Set down each line of the data below exactly as it stands, dropping the pictures.

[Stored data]
* Start *

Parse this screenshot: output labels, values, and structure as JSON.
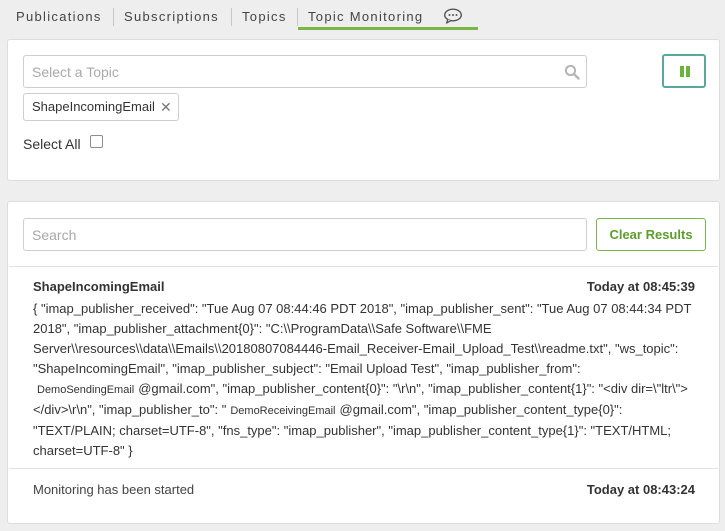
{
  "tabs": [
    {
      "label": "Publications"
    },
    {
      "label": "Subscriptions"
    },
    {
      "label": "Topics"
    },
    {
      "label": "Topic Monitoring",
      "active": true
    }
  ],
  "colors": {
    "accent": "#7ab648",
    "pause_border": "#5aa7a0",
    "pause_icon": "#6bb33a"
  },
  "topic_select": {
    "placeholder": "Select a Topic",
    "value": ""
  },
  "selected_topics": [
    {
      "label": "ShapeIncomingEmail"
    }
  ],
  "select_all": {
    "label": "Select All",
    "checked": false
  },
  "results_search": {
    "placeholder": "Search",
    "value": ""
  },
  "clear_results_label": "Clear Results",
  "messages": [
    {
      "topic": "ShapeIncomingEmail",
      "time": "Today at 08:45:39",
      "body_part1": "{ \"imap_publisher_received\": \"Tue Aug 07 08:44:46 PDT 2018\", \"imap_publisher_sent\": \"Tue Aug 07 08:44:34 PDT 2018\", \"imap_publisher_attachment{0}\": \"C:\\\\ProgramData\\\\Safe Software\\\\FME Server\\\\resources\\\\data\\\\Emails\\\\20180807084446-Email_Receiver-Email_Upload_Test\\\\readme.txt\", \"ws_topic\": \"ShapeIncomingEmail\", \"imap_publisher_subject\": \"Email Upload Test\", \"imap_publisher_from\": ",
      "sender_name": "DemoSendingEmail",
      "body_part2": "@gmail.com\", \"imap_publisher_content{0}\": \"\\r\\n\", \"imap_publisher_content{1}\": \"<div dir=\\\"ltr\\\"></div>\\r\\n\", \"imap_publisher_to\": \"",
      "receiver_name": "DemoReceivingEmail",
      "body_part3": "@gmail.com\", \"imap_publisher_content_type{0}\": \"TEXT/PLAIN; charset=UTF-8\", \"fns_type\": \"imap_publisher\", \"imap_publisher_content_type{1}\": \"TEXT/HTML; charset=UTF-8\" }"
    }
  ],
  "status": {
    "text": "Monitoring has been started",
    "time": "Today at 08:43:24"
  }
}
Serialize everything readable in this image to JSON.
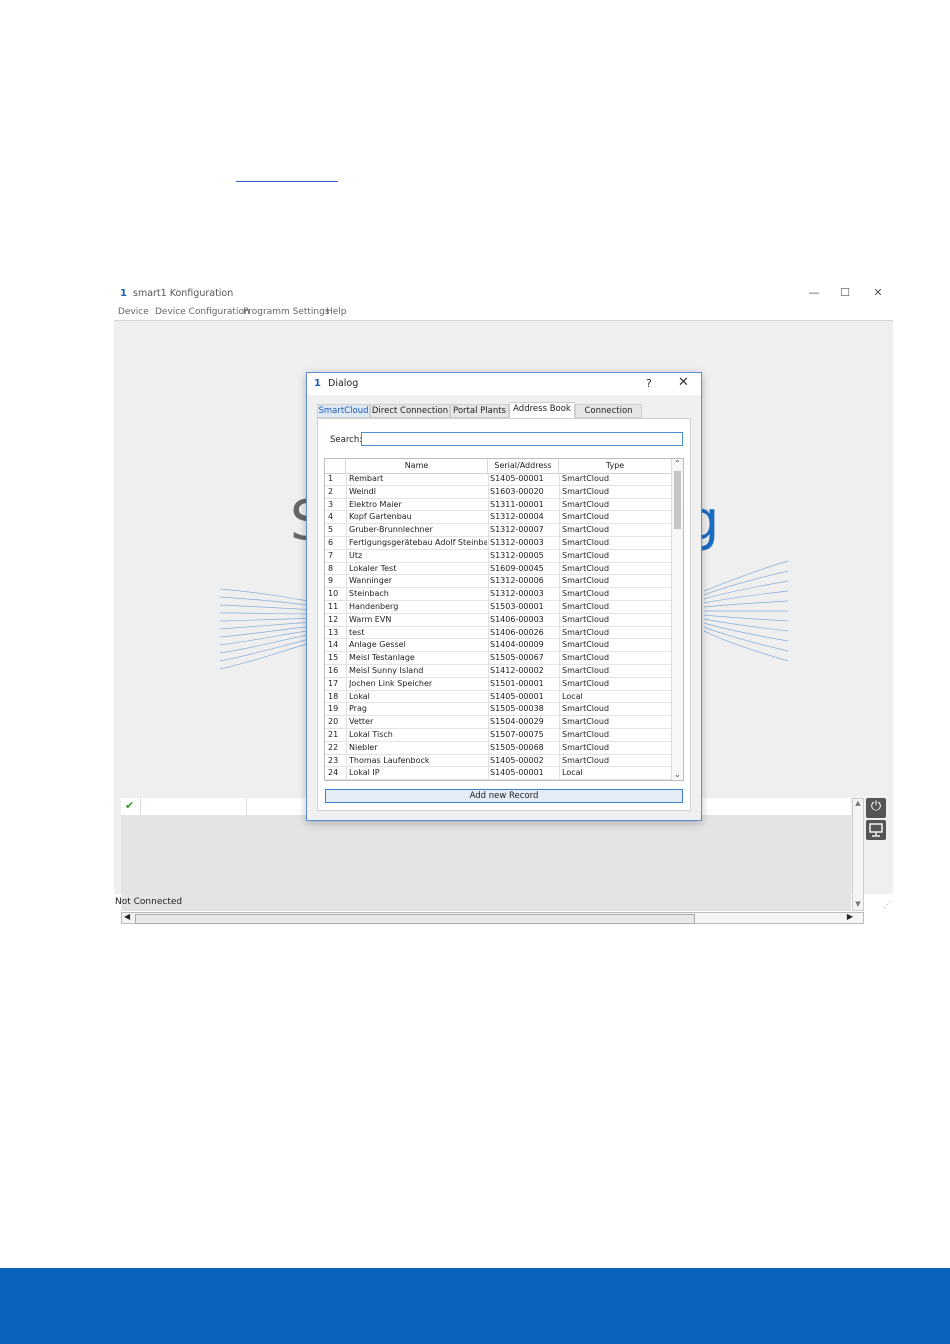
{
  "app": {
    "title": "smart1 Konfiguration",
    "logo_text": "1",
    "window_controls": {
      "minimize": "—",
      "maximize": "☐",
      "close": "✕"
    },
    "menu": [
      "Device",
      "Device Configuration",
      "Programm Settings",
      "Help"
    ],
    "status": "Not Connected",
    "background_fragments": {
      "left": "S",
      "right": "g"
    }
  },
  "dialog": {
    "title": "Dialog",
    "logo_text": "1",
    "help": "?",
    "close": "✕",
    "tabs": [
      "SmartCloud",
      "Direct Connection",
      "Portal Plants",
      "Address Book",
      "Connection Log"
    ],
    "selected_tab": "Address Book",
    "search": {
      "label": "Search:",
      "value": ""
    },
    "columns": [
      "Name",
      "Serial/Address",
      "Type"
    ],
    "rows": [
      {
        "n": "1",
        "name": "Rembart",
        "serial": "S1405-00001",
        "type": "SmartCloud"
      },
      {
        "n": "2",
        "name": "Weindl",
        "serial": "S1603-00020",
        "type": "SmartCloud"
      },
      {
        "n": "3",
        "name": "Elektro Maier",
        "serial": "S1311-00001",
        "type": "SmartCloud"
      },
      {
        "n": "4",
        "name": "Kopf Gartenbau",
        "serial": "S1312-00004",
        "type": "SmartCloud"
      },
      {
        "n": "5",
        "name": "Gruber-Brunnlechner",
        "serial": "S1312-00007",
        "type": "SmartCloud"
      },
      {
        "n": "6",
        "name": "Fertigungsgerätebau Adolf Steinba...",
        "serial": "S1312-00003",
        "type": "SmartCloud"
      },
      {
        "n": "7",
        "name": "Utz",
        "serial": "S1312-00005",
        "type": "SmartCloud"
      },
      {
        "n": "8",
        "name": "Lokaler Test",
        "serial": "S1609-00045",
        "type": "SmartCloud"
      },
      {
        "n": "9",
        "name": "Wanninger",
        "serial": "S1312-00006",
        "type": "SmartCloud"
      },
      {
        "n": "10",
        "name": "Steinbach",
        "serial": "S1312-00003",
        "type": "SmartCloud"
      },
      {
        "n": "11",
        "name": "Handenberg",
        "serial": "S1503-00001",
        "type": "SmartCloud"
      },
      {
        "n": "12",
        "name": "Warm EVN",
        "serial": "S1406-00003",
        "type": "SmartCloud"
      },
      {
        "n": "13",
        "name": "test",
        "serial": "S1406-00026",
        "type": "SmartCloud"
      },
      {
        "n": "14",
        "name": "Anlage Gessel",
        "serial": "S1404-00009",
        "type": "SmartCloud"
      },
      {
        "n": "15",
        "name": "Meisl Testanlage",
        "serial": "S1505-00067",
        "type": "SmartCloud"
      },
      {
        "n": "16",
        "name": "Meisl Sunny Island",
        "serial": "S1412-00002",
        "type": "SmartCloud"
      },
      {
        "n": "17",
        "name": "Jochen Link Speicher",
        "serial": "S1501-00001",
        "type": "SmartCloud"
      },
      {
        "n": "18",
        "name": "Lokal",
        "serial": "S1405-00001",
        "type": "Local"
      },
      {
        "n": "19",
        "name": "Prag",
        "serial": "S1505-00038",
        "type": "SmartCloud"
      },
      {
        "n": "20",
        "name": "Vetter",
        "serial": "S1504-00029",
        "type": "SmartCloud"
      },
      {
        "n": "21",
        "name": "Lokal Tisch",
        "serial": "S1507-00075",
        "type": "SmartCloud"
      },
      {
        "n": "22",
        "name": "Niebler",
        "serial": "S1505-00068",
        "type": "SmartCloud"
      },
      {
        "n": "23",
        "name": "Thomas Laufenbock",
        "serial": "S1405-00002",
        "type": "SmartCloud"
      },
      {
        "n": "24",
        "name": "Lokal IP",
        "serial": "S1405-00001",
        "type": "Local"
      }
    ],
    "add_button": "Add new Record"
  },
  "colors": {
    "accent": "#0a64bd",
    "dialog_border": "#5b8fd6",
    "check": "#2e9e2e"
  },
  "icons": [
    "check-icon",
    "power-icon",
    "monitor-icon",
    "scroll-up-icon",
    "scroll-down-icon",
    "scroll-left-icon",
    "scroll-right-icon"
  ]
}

* End *

Result of this task =>
Parse this screenshot: output labels, values, and structure as JSON.
{
  "tabs": [
    {
      "label": "Publications"
    },
    {
      "label": "Subscriptions"
    },
    {
      "label": "Topics"
    },
    {
      "label": "Topic Monitoring",
      "active": true
    }
  ],
  "colors": {
    "accent": "#7ab648",
    "pause_border": "#5aa7a0",
    "pause_icon": "#6bb33a"
  },
  "topic_select": {
    "placeholder": "Select a Topic",
    "value": ""
  },
  "selected_topics": [
    {
      "label": "ShapeIncomingEmail"
    }
  ],
  "select_all": {
    "label": "Select All",
    "checked": false
  },
  "results_search": {
    "placeholder": "Search",
    "value": ""
  },
  "clear_results_label": "Clear Results",
  "messages": [
    {
      "topic": "ShapeIncomingEmail",
      "time": "Today at 08:45:39",
      "body_part1": "{ \"imap_publisher_received\": \"Tue Aug 07 08:44:46 PDT 2018\", \"imap_publisher_sent\": \"Tue Aug 07 08:44:34 PDT 2018\", \"imap_publisher_attachment{0}\": \"C:\\\\ProgramData\\\\Safe Software\\\\FME Server\\\\resources\\\\data\\\\Emails\\\\20180807084446-Email_Receiver-Email_Upload_Test\\\\readme.txt\", \"ws_topic\": \"ShapeIncomingEmail\", \"imap_publisher_subject\": \"Email Upload Test\", \"imap_publisher_from\": ",
      "sender_name": "DemoSendingEmail",
      "body_part2": "@gmail.com\", \"imap_publisher_content{0}\": \"\\r\\n\", \"imap_publisher_content{1}\": \"<div dir=\\\"ltr\\\"></div>\\r\\n\", \"imap_publisher_to\": \"",
      "receiver_name": "DemoReceivingEmail",
      "body_part3": "@gmail.com\", \"imap_publisher_content_type{0}\": \"TEXT/PLAIN; charset=UTF-8\", \"fns_type\": \"imap_publisher\", \"imap_publisher_content_type{1}\": \"TEXT/HTML; charset=UTF-8\" }"
    }
  ],
  "status": {
    "text": "Monitoring has been started",
    "time": "Today at 08:43:24"
  }
}
Serialize everything readable in this image to JSON.
{
  "app": {
    "title": "smart1 Konfiguration",
    "logo_text": "1",
    "window_controls": {
      "minimize": "—",
      "maximize": "☐",
      "close": "✕"
    },
    "menu": [
      "Device",
      "Device Configuration",
      "Programm Settings",
      "Help"
    ],
    "status": "Not Connected",
    "background_fragments": {
      "left": "S",
      "right": "g"
    }
  },
  "dialog": {
    "title": "Dialog",
    "logo_text": "1",
    "help": "?",
    "close": "✕",
    "tabs": [
      "SmartCloud",
      "Direct Connection",
      "Portal Plants",
      "Address Book",
      "Connection Log"
    ],
    "selected_tab": "Address Book",
    "search": {
      "label": "Search:",
      "value": ""
    },
    "columns": [
      "Name",
      "Serial/Address",
      "Type"
    ],
    "rows": [
      {
        "n": "1",
        "name": "Rembart",
        "serial": "S1405-00001",
        "type": "SmartCloud"
      },
      {
        "n": "2",
        "name": "Weindl",
        "serial": "S1603-00020",
        "type": "SmartCloud"
      },
      {
        "n": "3",
        "name": "Elektro Maier",
        "serial": "S1311-00001",
        "type": "SmartCloud"
      },
      {
        "n": "4",
        "name": "Kopf Gartenbau",
        "serial": "S1312-00004",
        "type": "SmartCloud"
      },
      {
        "n": "5",
        "name": "Gruber-Brunnlechner",
        "serial": "S1312-00007",
        "type": "SmartCloud"
      },
      {
        "n": "6",
        "name": "Fertigungsgerätebau Adolf Steinba...",
        "serial": "S1312-00003",
        "type": "SmartCloud"
      },
      {
        "n": "7",
        "name": "Utz",
        "serial": "S1312-00005",
        "type": "SmartCloud"
      },
      {
        "n": "8",
        "name": "Lokaler Test",
        "serial": "S1609-00045",
        "type": "SmartCloud"
      },
      {
        "n": "9",
        "name": "Wanninger",
        "serial": "S1312-00006",
        "type": "SmartCloud"
      },
      {
        "n": "10",
        "name": "Steinbach",
        "serial": "S1312-00003",
        "type": "SmartCloud"
      },
      {
        "n": "11",
        "name": "Handenberg",
        "serial": "S1503-00001",
        "type": "SmartCloud"
      },
      {
        "n": "12",
        "name": "Warm EVN",
        "serial": "S1406-00003",
        "type": "SmartCloud"
      },
      {
        "n": "13",
        "name": "test",
        "serial": "S1406-00026",
        "type": "SmartCloud"
      },
      {
        "n": "14",
        "name": "Anlage Gessel",
        "serial": "S1404-00009",
        "type": "SmartCloud"
      },
      {
        "n": "15",
        "name": "Meisl Testanlage",
        "serial": "S1505-00067",
        "type": "SmartCloud"
      },
      {
        "n": "16",
        "name": "Meisl Sunny Island",
        "serial": "S1412-00002",
        "type": "SmartCloud"
      },
      {
        "n": "17",
        "name": "Jochen Link Speicher",
        "serial": "S1501-00001",
        "type": "SmartCloud"
      },
      {
        "n": "18",
        "name": "Lokal",
        "serial": "S1405-00001",
        "type": "Local"
      },
      {
        "n": "19",
        "name": "Prag",
        "serial": "S1505-00038",
        "type": "SmartCloud"
      },
      {
        "n": "20",
        "name": "Vetter",
        "serial": "S1504-00029",
        "type": "SmartCloud"
      },
      {
        "n": "21",
        "name": "Lokal Tisch",
        "serial": "S1507-00075",
        "type": "SmartCloud"
      },
      {
        "n": "22",
        "name": "Niebler",
        "serial": "S1505-00068",
        "type": "SmartCloud"
      },
      {
        "n": "23",
        "name": "Thomas Laufenbock",
        "serial": "S1405-00002",
        "type": "SmartCloud"
      },
      {
        "n": "24",
        "name": "Lokal IP",
        "serial": "S1405-00001",
        "type": "Local"
      }
    ],
    "add_button": "Add new Record"
  },
  "colors": {
    "accent": "#0a64bd",
    "dialog_border": "#5b8fd6",
    "check": "#2e9e2e"
  },
  "icons": [
    "check-icon",
    "power-icon",
    "monitor-icon",
    "scroll-up-icon",
    "scroll-down-icon",
    "scroll-left-icon",
    "scroll-right-icon"
  ]
}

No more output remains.